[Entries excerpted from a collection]
********
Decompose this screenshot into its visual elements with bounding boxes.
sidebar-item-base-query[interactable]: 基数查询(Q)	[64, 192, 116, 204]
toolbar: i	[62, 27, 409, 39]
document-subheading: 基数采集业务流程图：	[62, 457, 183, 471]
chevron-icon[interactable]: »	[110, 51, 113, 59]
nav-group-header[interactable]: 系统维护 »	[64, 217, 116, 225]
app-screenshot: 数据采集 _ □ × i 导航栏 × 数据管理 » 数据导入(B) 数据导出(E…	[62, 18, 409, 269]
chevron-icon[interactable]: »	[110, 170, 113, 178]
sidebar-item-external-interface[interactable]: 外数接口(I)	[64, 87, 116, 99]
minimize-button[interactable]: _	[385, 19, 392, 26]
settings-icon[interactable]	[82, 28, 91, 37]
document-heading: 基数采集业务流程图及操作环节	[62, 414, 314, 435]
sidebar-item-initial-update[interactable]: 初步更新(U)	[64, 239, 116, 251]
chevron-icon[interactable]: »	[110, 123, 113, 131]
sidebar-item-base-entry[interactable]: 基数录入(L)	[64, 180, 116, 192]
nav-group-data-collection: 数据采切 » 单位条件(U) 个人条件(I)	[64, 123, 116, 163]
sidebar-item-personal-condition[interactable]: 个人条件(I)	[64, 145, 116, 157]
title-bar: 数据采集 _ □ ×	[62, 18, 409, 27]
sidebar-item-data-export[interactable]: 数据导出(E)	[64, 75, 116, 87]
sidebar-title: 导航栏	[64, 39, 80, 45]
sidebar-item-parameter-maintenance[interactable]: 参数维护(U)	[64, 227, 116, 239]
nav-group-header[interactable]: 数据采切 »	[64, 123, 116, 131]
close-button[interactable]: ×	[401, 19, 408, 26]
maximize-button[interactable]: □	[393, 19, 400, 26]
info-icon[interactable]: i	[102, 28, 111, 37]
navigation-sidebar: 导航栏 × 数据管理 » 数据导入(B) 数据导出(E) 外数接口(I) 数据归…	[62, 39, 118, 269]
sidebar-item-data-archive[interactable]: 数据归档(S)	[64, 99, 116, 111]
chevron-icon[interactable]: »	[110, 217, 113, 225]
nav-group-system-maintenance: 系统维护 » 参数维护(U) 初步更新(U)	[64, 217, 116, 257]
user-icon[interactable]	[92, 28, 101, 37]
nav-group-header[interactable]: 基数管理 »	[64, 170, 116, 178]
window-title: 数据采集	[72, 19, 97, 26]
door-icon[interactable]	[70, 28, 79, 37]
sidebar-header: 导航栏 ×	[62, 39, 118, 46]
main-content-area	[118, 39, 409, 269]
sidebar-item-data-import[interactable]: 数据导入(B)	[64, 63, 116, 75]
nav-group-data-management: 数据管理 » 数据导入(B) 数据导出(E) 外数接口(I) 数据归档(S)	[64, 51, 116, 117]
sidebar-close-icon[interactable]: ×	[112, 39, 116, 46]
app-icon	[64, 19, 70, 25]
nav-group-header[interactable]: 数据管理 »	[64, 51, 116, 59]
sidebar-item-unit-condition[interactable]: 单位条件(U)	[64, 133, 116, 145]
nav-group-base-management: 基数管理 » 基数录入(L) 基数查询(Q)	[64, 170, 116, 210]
********
● **Direction**
Please recast every entry above as a Markdown table with the columns "Row" and "Line", leaving out any blank lines.

● **Output of the exercise**
| Row | Line |
|---|---|
| 1 | Decompose this screenshot into its visual elements with bounding boxes. |
| 2 | sidebar-item-base-query[interactable]: 基数查询(Q)	[64, 192, 116, 204] |
| 3 | toolbar: i	[62, 27, 409, 39] |
| 4 | document-subheading: 基数采集业务流程图：	[62, 457, 183, 471] |
| 5 | chevron-icon[interactable]: »	[110, 51, 113, 59] |
| 6 | nav-group-header[interactable]: 系统维护 »	[64, 217, 116, 225] |
| 7 | app-screenshot: 数据采集 _ □ × i 导航栏 × 数据管理 » 数据导入(B) 数据导出(E…	[62, 18, 409, 269] |
| 8 | chevron-icon[interactable]: »	[110, 170, 113, 178] |
| 9 | sidebar-item-external-interface[interactable]: 外数接口(I)	[64, 87, 116, 99] |
| 10 | minimize-button[interactable]: _	[385, 19, 392, 26] |
| 11 | settings-icon[interactable]	[82, 28, 91, 37] |
| 12 | document-heading: 基数采集业务流程图及操作环节	[62, 414, 314, 435] |
| 13 | sidebar-item-initial-update[interactable]: 初步更新(U)	[64, 239, 116, 251] |
| 14 | chevron-icon[interactable]: »	[110, 123, 113, 131] |
| 15 | sidebar-item-base-entry[interactable]: 基数录入(L)	[64, 180, 116, 192] |
| 16 | nav-group-data-collection: 数据采切 » 单位条件(U) 个人条件(I)	[64, 123, 116, 163] |
| 17 | sidebar-item-personal-condition[interactable]: 个人条件(I)	[64, 145, 116, 157] |
| 18 | title-bar: 数据采集 _ □ ×	[62, 18, 409, 27] |
| 19 | sidebar-item-data-export[interactable]: 数据导出(E)	[64, 75, 116, 87] |
| 20 | sidebar-title: 导航栏	[64, 39, 80, 45] |
| 21 | sidebar-item-parameter-maintenance[interactable]: 参数维护(U)	[64, 227, 116, 239] |
| 22 | nav-group-header[interactable]: 数据采切 »	[64, 123, 116, 131] |
| 23 | close-button[interactable]: ×	[401, 19, 408, 26] |
| 24 | maximize-button[interactable]: □	[393, 19, 400, 26] |
| 25 | info-icon[interactable]: i	[102, 28, 111, 37] |
| 26 | navigation-sidebar: 导航栏 × 数据管理 » 数据导入(B) 数据导出(E) 外数接口(I) 数据归…	[62, 39, 118, 269] |
| 27 | sidebar-item-data-archive[interactable]: 数据归档(S)	[64, 99, 116, 111] |
| 28 | chevron-icon[interactable]: »	[110, 217, 113, 225] |
| 29 | nav-group-system-maintenance: 系统维护 » 参数维护(U) 初步更新(U)	[64, 217, 116, 257] |
| 30 | user-icon[interactable]	[92, 28, 101, 37] |
| 31 | nav-group-header[interactable]: 基数管理 »	[64, 170, 116, 178] |
| 32 | window-title: 数据采集	[72, 19, 97, 26] |
| 33 | door-icon[interactable]	[70, 28, 79, 37] |
| 34 | sidebar-header: 导航栏 ×	[62, 39, 118, 46] |
| 35 | main-content-area	[118, 39, 409, 269] |
| 36 | sidebar-item-data-import[interactable]: 数据导入(B)	[64, 63, 116, 75] |
| 37 | nav-group-data-management: 数据管理 » 数据导入(B) 数据导出(E) 外数接口(I) 数据归档(S)	[64, 51, 116, 117] |
| 38 | sidebar-close-icon[interactable]: ×	[112, 39, 116, 46] |
| 39 | app-icon	[64, 19, 70, 25] |
| 40 | nav-group-header[interactable]: 数据管理 »	[64, 51, 116, 59] |
| 41 | sidebar-item-unit-condition[interactable]: 单位条件(U)	[64, 133, 116, 145] |
| 42 | nav-group-base-management: 基数管理 » 基数录入(L) 基数查询(Q)	[64, 170, 116, 210] |